The exercise — Look for the string "this" and copy every line that has it.

Items —
_ _ _ _ _

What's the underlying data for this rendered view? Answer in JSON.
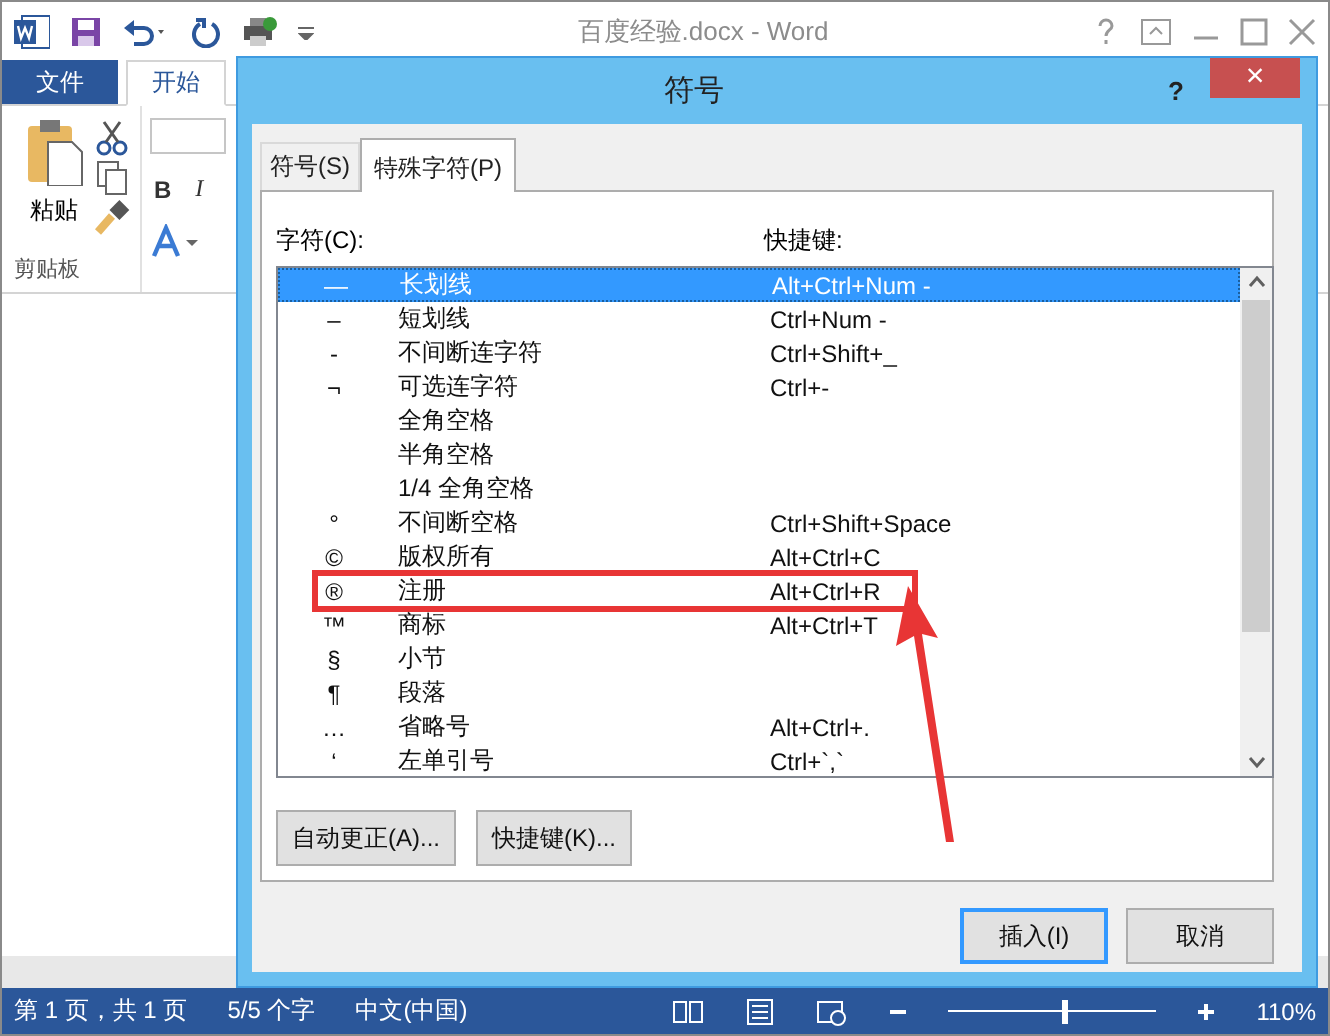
{
  "word": {
    "title": "百度经验.docx - Word",
    "tabs": [
      {
        "label": "文件",
        "kind": "file",
        "selected": false
      },
      {
        "label": "开始",
        "kind": "tab",
        "selected": true
      }
    ],
    "clipboard": {
      "paste": "粘贴",
      "group": "剪贴板"
    },
    "font_buttons": [
      "B",
      "I"
    ],
    "status_bar": {
      "page": "第 1 页，共 1 页",
      "words": "5/5 个字",
      "language": "中文(中国)",
      "zoom": "110%",
      "level": 0.55
    }
  },
  "dialog": {
    "title": "符号",
    "help": "?",
    "close": "×",
    "tabs": [
      {
        "label": "符号(S)",
        "selected": false
      },
      {
        "label": "特殊字符(P)",
        "selected": true
      }
    ],
    "columns": [
      "字符(C):",
      "快捷键:"
    ],
    "rows": [
      {
        "symbol": "—",
        "name": "长划线",
        "shortcut": "Alt+Ctrl+Num -",
        "selected": true,
        "highlighted": false
      },
      {
        "symbol": "–",
        "name": "短划线",
        "shortcut": "Ctrl+Num -",
        "selected": false,
        "highlighted": false
      },
      {
        "symbol": "-",
        "name": "不间断连字符",
        "shortcut": "Ctrl+Shift+_",
        "selected": false,
        "highlighted": false
      },
      {
        "symbol": "¬",
        "name": "可选连字符",
        "shortcut": "Ctrl+-",
        "selected": false,
        "highlighted": false
      },
      {
        "name": "全角空格",
        "selected": false,
        "highlighted": false
      },
      {
        "name": "半角空格",
        "selected": false,
        "highlighted": false
      },
      {
        "name": "1/4 全角空格",
        "selected": false,
        "highlighted": false
      },
      {
        "symbol": "°",
        "name": "不间断空格",
        "shortcut": "Ctrl+Shift+Space",
        "selected": false,
        "highlighted": false
      },
      {
        "symbol": "©",
        "name": "版权所有",
        "shortcut": "Alt+Ctrl+C",
        "selected": false,
        "highlighted": false
      },
      {
        "symbol": "®",
        "name": "注册",
        "shortcut": "Alt+Ctrl+R",
        "selected": false,
        "highlighted": true
      },
      {
        "symbol": "™",
        "name": "商标",
        "shortcut": "Alt+Ctrl+T",
        "selected": false,
        "highlighted": false
      },
      {
        "symbol": "§",
        "name": "小节",
        "selected": false,
        "highlighted": false
      },
      {
        "symbol": "¶",
        "name": "段落",
        "selected": false,
        "highlighted": false
      },
      {
        "symbol": "…",
        "name": "省略号",
        "shortcut": "Alt+Ctrl+.",
        "selected": false,
        "highlighted": false
      },
      {
        "symbol": "‘",
        "name": "左单引号",
        "shortcut": "Ctrl+`,`",
        "selected": false,
        "highlighted": false
      }
    ],
    "buttons": [
      "自动更正(A)...",
      "快捷键(K)..."
    ],
    "actions": [
      {
        "label": "插入(I)",
        "default": true
      },
      {
        "label": "取消",
        "default": false
      }
    ]
  }
}
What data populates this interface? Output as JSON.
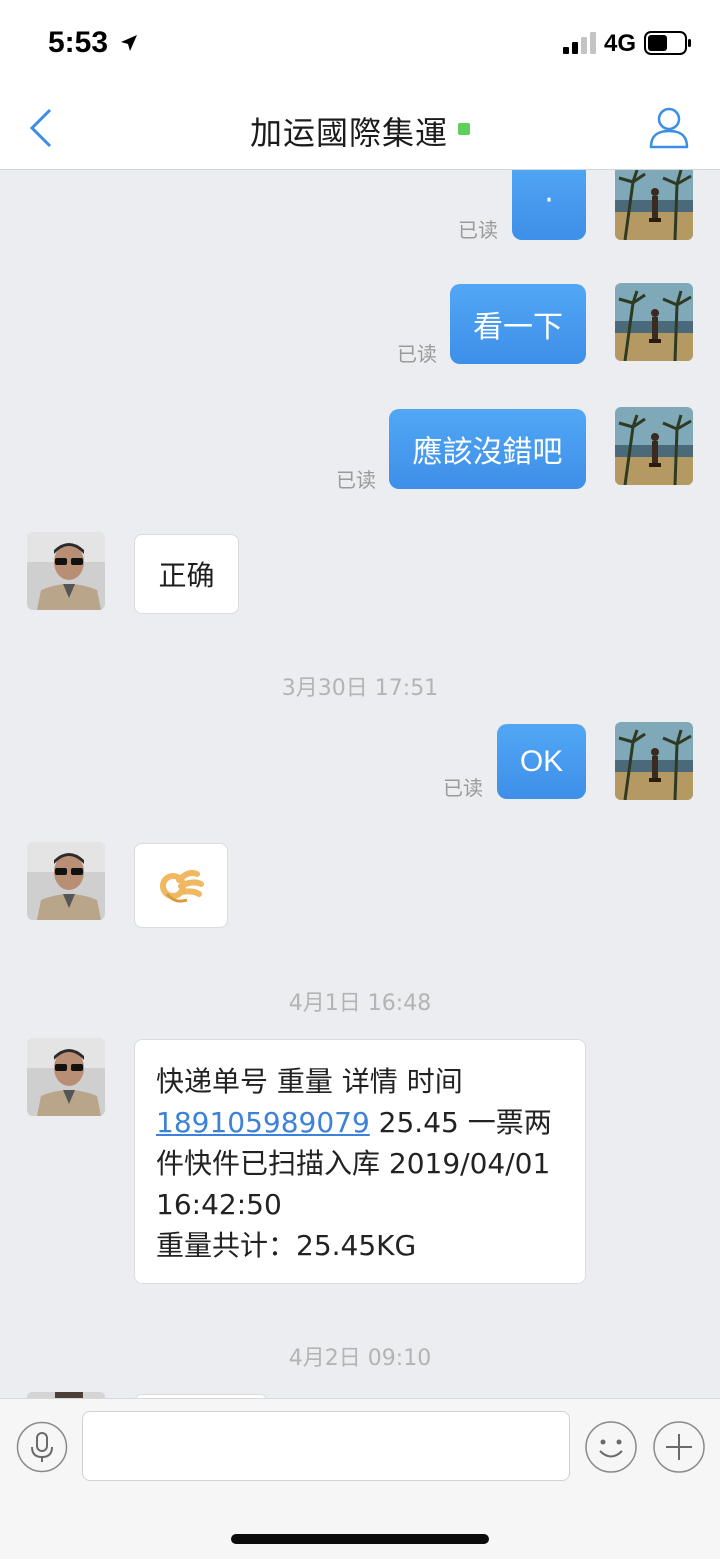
{
  "status_bar": {
    "time": "5:53",
    "network": "4G",
    "icons": [
      "location-arrow-icon",
      "signal-icon",
      "battery-icon"
    ]
  },
  "nav": {
    "title": "加运國際集運",
    "online_color": "#5ecf5a",
    "accent": "#3d8fe8"
  },
  "messages": {
    "m1": {
      "direction": "out",
      "text": "·",
      "status": "已读"
    },
    "m2": {
      "direction": "out",
      "text": "看一下",
      "status": "已读"
    },
    "m3": {
      "direction": "out",
      "text": "應該沒錯吧",
      "status": "已读"
    },
    "m4": {
      "direction": "in",
      "text": "正确"
    },
    "ts1": "3月30日 17:51",
    "m5": {
      "direction": "out",
      "text": "OK",
      "status": "已读"
    },
    "m6": {
      "direction": "in",
      "text": "👌",
      "icon": "ok-hand-icon"
    },
    "ts2": "4月1日 16:48",
    "m7": {
      "direction": "in",
      "line1": "快递单号 重量 详情 时间",
      "tracking_number": "189105989079",
      "line2_rest": " 25.45 一票两",
      "line3": "件快件已扫描入库 2019/04/01",
      "line4": "16:42:50",
      "line5": "重量共计：25.45KG"
    },
    "ts3": "4月2日 09:10"
  },
  "input_bar": {
    "placeholder": "",
    "icons": [
      "microphone-icon",
      "emoji-icon",
      "plus-icon"
    ]
  }
}
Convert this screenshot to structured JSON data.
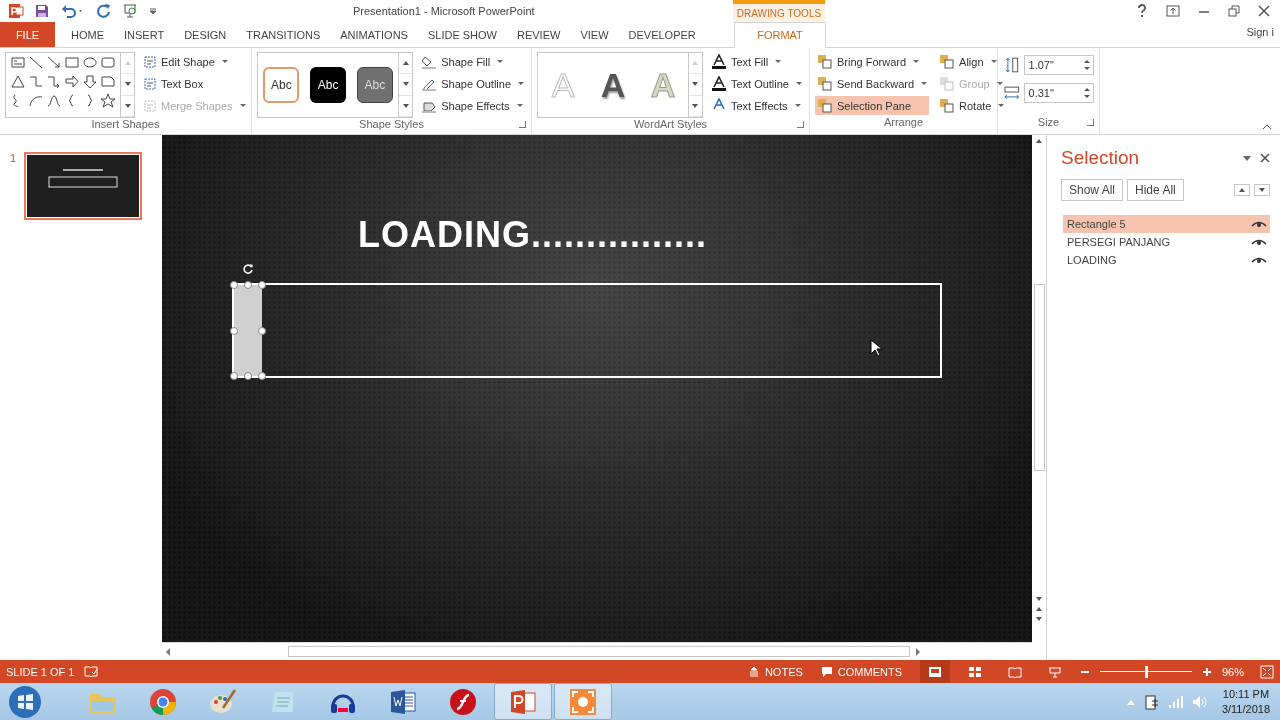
{
  "title_bar": {
    "title": "Presentation1 - Microsoft PowerPoint",
    "context_tab": "DRAWING TOOLS",
    "sign_in": "Sign i"
  },
  "tabs": [
    {
      "label": "FILE",
      "kind": "file",
      "selected": false
    },
    {
      "label": "HOME",
      "kind": "normal",
      "selected": false
    },
    {
      "label": "INSERT",
      "kind": "normal",
      "selected": false
    },
    {
      "label": "DESIGN",
      "kind": "normal",
      "selected": false
    },
    {
      "label": "TRANSITIONS",
      "kind": "normal",
      "selected": false
    },
    {
      "label": "ANIMATIONS",
      "kind": "normal",
      "selected": false
    },
    {
      "label": "SLIDE SHOW",
      "kind": "normal",
      "selected": false
    },
    {
      "label": "REVIEW",
      "kind": "normal",
      "selected": false
    },
    {
      "label": "VIEW",
      "kind": "normal",
      "selected": false
    },
    {
      "label": "DEVELOPER",
      "kind": "normal",
      "selected": false
    },
    {
      "label": "FORMAT",
      "kind": "contextual",
      "selected": true
    }
  ],
  "ribbon": {
    "insert_shapes": {
      "label": "Insert Shapes",
      "commands": [
        {
          "label": "Edit Shape",
          "dropdown": true,
          "disabled": false
        },
        {
          "label": "Text Box",
          "dropdown": false,
          "disabled": false
        },
        {
          "label": "Merge Shapes",
          "dropdown": true,
          "disabled": true
        }
      ]
    },
    "shape_styles": {
      "label": "Shape Styles",
      "presets": [
        {
          "label": "Abc",
          "kind": "outline"
        },
        {
          "label": "Abc",
          "kind": "black"
        },
        {
          "label": "Abc",
          "kind": "grey"
        }
      ],
      "commands": [
        {
          "label": "Shape Fill",
          "dropdown": true,
          "disabled": false
        },
        {
          "label": "Shape Outline",
          "dropdown": true,
          "disabled": false
        },
        {
          "label": "Shape Effects",
          "dropdown": true,
          "disabled": false
        }
      ]
    },
    "wordart_styles": {
      "label": "WordArt Styles",
      "presets": [
        {
          "label": "A",
          "kind": "outline"
        },
        {
          "label": "A",
          "kind": "shadow"
        },
        {
          "label": "A",
          "kind": "glow"
        }
      ],
      "commands": [
        {
          "label": "Text Fill",
          "dropdown": true,
          "disabled": false
        },
        {
          "label": "Text Outline",
          "dropdown": true,
          "disabled": false
        },
        {
          "label": "Text Effects",
          "dropdown": true,
          "disabled": false
        }
      ]
    },
    "arrange": {
      "label": "Arrange",
      "commands": [
        {
          "label": "Bring Forward",
          "dropdown": true,
          "disabled": false,
          "selected": false
        },
        {
          "label": "Align",
          "dropdown": true,
          "disabled": false,
          "selected": false
        },
        {
          "label": "Send Backward",
          "dropdown": true,
          "disabled": false,
          "selected": false
        },
        {
          "label": "Group",
          "dropdown": true,
          "disabled": true,
          "selected": false
        },
        {
          "label": "Selection Pane",
          "dropdown": false,
          "disabled": false,
          "selected": true
        },
        {
          "label": "Rotate",
          "dropdown": true,
          "disabled": false,
          "selected": false
        }
      ]
    },
    "size": {
      "label": "Size",
      "height": "1.07\"",
      "width": "0.31\""
    }
  },
  "slides": [
    {
      "number": "1",
      "selected": true
    }
  ],
  "slide": {
    "title": "LOADING................",
    "progress_bar": {
      "level": 0.04
    }
  },
  "selection_pane": {
    "title": "Selection",
    "buttons": [
      "Show All",
      "Hide All"
    ],
    "items": [
      {
        "label": "Rectangle 5",
        "selected": true,
        "visible": true
      },
      {
        "label": "PERSEGI PANJANG",
        "selected": false,
        "visible": true
      },
      {
        "label": "LOADING",
        "selected": false,
        "visible": true
      }
    ]
  },
  "status_bar": {
    "slide_count": "SLIDE 1 OF 1",
    "notes": "NOTES",
    "comments": "COMMENTS",
    "views": [
      {
        "kind": "normal",
        "selected": true
      },
      {
        "kind": "sorter",
        "selected": false
      },
      {
        "kind": "reading",
        "selected": false
      },
      {
        "kind": "slideshow",
        "selected": false
      }
    ],
    "zoom": {
      "level": 0.5,
      "reading": "96%"
    }
  },
  "taskbar": {
    "apps": [
      {
        "kind": "explorer",
        "active": false
      },
      {
        "kind": "chrome",
        "active": false
      },
      {
        "kind": "paint",
        "active": false
      },
      {
        "kind": "notepad",
        "active": false
      },
      {
        "kind": "audio",
        "active": false
      },
      {
        "kind": "word",
        "active": false
      },
      {
        "kind": "flash",
        "active": false
      },
      {
        "kind": "powerpoint",
        "active": true
      },
      {
        "kind": "recorder",
        "active": true
      }
    ],
    "time": "10:11 PM",
    "date": "3/11/2018"
  }
}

_ _ _ _ _

Right answer —
What's the underlying data for this rendered view? Answer in JSON.
What data populates this interface? Output as JSON.
Convert this screenshot to structured JSON data.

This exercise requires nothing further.